::: Records to process

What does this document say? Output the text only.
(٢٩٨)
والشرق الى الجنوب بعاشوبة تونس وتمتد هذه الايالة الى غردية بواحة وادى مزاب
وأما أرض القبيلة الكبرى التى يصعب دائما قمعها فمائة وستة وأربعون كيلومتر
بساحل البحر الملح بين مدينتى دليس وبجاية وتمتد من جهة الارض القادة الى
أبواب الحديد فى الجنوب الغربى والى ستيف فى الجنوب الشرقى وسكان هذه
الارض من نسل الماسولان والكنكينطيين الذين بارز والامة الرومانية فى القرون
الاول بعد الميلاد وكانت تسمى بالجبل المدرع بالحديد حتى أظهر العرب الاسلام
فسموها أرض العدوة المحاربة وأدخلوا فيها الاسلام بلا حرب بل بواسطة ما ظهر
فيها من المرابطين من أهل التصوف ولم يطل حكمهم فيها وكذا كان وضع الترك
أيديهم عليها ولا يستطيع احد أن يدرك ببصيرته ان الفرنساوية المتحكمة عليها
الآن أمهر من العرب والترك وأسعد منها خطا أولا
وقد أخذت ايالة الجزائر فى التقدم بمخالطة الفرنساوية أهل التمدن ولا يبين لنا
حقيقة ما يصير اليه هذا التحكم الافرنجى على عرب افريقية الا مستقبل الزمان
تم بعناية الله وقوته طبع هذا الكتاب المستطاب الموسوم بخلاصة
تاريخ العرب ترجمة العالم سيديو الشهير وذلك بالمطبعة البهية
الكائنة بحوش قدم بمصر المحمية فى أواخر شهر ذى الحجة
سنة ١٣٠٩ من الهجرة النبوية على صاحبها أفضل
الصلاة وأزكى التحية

::::::

Problem details: From the data above, copy each line where the string "فيها" appears.

Answer to this task:
فسموها أرض العدوة المحاربة وأدخلوا فيها الاسلام بلا حرب بل بواسطة ما ظهر
فيها من المرابطين من أهل التصوف ولم يطل حكمهم فيها وكذا كان وضع الترك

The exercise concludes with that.